**EXERCISE PROMPT:**
Pick out all lines with the word "release" from the records that follow.

[BEGIN PROVIDED MATERIAL]

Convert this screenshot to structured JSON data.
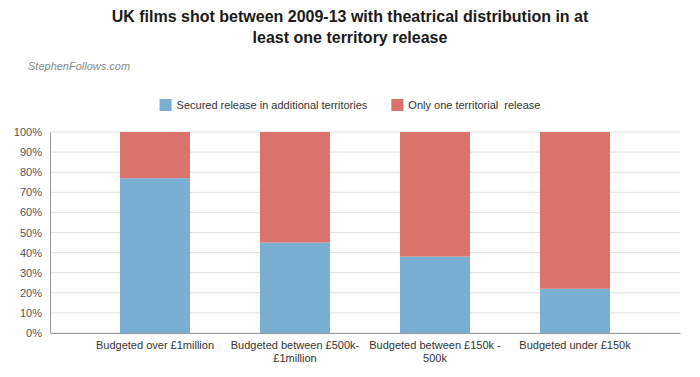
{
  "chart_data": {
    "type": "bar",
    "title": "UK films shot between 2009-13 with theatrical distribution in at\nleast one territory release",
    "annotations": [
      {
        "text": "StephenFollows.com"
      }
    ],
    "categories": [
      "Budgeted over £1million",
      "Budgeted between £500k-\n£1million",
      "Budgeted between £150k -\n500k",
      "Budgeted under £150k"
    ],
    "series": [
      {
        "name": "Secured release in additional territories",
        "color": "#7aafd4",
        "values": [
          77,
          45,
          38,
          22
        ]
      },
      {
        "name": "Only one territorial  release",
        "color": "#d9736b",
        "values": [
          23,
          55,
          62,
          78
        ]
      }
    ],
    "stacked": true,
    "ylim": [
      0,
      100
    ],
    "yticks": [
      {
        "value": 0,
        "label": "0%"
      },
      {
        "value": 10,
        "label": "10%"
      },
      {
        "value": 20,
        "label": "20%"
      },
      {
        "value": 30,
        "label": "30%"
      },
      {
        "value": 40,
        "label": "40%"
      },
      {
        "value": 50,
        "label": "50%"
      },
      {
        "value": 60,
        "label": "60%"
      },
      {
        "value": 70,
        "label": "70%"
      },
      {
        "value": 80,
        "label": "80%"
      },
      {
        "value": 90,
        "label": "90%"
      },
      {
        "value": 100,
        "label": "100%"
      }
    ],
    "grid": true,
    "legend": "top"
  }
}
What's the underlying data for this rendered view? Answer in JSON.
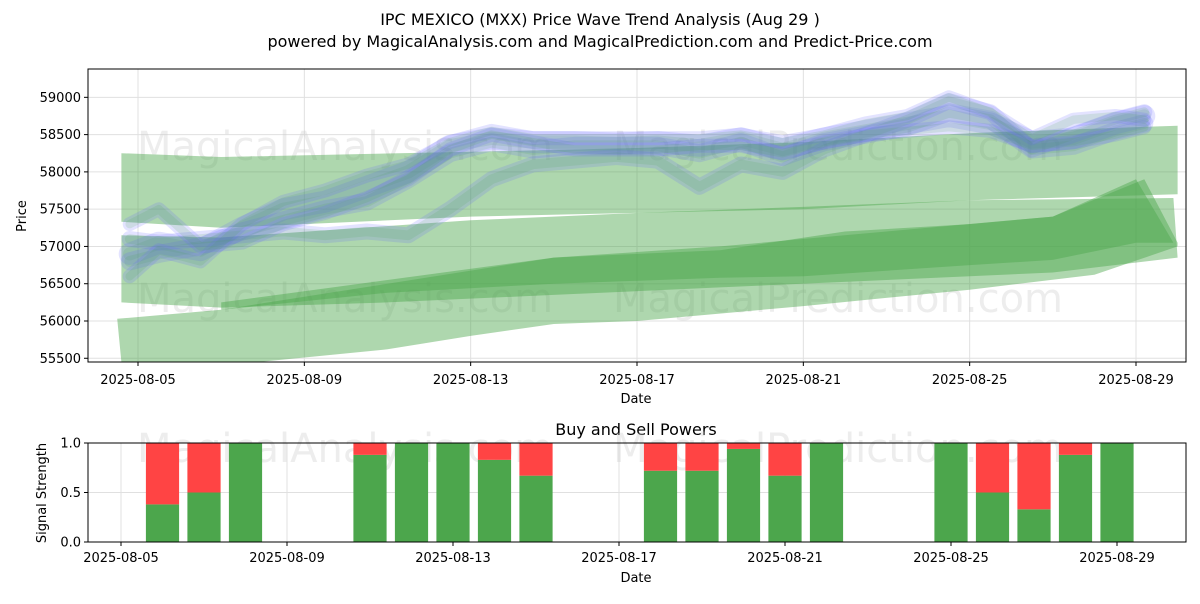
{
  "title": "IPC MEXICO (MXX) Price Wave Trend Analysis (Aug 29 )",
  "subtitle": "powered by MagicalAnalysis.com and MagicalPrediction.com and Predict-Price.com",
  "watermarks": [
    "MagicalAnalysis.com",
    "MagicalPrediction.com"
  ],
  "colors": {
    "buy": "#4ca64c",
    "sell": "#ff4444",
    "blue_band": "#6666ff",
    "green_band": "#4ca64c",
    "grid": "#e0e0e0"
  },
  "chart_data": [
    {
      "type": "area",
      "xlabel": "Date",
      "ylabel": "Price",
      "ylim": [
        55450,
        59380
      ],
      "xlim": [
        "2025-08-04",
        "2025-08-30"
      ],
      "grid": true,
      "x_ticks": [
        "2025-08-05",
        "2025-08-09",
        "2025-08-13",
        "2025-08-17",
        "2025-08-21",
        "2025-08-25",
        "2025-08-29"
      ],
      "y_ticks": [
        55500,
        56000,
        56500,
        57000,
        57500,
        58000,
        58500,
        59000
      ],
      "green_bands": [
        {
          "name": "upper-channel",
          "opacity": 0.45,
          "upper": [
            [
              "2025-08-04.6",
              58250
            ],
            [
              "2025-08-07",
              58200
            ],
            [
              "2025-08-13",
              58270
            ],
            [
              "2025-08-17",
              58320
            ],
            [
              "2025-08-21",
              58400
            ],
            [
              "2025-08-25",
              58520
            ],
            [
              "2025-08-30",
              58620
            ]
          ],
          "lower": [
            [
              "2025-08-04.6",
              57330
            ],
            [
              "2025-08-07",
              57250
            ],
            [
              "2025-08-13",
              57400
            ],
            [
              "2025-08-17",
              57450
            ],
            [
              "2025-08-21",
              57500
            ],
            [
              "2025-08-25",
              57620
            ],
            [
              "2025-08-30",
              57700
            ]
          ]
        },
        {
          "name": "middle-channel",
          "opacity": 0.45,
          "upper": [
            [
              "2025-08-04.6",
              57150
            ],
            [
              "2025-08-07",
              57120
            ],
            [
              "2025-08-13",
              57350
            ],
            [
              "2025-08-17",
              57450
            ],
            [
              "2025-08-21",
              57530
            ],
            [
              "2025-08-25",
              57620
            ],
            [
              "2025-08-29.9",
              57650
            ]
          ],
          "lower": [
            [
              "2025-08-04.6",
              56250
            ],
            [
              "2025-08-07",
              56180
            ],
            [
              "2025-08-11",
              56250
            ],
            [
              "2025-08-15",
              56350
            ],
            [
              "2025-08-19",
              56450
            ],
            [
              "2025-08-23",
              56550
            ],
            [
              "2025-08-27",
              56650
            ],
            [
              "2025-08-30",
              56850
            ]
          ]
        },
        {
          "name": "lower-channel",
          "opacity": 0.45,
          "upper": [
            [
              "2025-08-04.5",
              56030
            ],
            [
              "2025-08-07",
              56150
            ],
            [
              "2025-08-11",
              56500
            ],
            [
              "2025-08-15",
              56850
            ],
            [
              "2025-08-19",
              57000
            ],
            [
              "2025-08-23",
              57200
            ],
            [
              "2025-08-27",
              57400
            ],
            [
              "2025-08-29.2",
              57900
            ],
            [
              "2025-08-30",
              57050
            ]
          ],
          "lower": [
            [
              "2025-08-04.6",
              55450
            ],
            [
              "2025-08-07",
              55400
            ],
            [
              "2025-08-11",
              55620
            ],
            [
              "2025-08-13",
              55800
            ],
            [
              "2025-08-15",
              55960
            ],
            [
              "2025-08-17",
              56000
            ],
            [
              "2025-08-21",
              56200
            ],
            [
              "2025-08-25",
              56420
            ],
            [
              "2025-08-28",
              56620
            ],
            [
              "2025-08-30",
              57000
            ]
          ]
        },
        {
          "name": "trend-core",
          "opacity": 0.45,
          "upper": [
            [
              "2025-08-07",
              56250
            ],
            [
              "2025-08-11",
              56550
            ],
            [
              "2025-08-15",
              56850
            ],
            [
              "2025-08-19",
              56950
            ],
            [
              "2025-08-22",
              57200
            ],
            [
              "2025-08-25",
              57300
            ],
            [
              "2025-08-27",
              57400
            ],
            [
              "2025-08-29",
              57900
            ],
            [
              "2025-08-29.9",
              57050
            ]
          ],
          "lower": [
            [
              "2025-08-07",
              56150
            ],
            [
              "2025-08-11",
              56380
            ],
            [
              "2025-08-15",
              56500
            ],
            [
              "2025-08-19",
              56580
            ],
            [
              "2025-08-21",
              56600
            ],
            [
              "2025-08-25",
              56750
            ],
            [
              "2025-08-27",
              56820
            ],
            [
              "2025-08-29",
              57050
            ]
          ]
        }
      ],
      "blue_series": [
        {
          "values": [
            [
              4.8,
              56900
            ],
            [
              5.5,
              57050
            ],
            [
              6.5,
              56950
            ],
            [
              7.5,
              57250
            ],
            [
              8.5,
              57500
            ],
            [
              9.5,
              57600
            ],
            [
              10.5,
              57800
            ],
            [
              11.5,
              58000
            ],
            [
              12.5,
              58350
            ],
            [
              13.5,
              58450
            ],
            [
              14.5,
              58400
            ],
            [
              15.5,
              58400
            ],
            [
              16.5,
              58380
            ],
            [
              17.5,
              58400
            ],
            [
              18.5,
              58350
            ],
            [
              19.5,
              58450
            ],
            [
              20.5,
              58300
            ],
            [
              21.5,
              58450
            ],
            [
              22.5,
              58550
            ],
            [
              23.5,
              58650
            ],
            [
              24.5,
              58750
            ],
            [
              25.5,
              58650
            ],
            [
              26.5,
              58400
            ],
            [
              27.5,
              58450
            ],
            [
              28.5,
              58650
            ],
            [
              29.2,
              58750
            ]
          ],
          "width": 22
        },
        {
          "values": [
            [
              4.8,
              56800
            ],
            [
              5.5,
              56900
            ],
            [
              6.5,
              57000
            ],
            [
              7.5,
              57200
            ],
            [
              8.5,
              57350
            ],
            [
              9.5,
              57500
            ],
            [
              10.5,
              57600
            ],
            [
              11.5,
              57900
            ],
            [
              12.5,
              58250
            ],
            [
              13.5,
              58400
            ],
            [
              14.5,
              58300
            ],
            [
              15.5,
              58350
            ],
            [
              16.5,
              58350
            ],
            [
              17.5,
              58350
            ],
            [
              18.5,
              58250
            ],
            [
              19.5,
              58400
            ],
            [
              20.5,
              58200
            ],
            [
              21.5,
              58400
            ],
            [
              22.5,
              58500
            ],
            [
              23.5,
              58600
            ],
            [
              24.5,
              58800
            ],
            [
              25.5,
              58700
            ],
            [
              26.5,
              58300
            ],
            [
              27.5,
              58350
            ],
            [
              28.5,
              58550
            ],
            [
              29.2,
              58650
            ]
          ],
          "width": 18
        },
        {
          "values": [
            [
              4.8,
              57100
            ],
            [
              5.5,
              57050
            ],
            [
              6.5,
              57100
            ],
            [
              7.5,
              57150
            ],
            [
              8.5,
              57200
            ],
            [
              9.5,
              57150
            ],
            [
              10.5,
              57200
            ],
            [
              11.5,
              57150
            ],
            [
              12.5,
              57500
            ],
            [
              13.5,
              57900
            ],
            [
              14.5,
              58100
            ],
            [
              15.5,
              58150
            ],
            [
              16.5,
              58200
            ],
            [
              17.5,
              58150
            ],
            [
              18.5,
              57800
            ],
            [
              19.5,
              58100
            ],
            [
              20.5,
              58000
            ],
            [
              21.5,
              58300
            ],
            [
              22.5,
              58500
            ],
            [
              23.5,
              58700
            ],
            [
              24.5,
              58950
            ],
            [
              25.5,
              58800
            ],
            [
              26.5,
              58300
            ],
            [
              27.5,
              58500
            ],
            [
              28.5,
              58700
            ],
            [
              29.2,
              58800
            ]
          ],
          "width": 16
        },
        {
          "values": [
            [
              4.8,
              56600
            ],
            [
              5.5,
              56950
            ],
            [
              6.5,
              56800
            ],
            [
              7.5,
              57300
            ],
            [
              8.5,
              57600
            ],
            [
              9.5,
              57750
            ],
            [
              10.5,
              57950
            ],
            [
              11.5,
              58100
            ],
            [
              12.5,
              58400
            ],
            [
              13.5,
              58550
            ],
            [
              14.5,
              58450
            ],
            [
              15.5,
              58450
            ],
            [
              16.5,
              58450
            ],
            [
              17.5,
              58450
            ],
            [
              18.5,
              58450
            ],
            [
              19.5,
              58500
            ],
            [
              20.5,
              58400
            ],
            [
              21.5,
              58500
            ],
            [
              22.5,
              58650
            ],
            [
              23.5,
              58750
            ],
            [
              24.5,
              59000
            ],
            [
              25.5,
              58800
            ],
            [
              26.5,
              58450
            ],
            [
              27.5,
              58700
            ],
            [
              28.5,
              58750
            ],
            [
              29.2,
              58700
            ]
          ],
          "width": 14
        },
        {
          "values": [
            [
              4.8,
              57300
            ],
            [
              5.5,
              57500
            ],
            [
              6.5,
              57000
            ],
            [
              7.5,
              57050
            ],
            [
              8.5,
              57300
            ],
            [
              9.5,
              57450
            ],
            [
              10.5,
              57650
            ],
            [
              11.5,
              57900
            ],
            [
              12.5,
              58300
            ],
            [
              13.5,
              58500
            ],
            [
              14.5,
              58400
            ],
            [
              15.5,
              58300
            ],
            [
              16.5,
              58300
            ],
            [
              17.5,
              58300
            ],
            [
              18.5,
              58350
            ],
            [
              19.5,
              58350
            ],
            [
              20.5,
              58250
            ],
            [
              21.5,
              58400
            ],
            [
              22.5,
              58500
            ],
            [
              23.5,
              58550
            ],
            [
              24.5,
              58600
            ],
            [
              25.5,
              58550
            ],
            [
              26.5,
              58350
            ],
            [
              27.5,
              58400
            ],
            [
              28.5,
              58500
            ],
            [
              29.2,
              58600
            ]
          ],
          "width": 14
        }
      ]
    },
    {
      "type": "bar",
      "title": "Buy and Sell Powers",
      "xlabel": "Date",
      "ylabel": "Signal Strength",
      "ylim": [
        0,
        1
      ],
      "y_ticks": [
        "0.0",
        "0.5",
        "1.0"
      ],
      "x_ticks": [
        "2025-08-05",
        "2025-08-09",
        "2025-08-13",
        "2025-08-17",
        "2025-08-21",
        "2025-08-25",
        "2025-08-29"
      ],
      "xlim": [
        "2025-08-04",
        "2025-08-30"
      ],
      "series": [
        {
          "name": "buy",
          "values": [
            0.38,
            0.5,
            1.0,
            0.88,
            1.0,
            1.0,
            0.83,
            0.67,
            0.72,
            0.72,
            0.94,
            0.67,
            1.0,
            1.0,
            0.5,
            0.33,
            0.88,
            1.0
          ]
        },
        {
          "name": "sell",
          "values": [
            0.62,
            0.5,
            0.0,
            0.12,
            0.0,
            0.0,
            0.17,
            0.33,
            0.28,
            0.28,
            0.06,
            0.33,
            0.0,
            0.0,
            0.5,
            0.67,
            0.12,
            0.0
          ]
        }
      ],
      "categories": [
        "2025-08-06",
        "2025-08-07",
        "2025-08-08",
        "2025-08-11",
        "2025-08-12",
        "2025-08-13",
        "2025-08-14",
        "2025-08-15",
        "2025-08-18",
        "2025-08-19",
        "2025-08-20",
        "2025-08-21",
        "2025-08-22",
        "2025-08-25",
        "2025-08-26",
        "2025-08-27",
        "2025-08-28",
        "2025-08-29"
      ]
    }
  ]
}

[END PROVIDED MATERIAL]

**EXERCISE SOLUTION:**
    "title": "UK films shot between 2009-13 with theatrical distribution in at\nleast one territory release",
        "name": "Secured release in additional territories",
        "name": "Only one territorial  release",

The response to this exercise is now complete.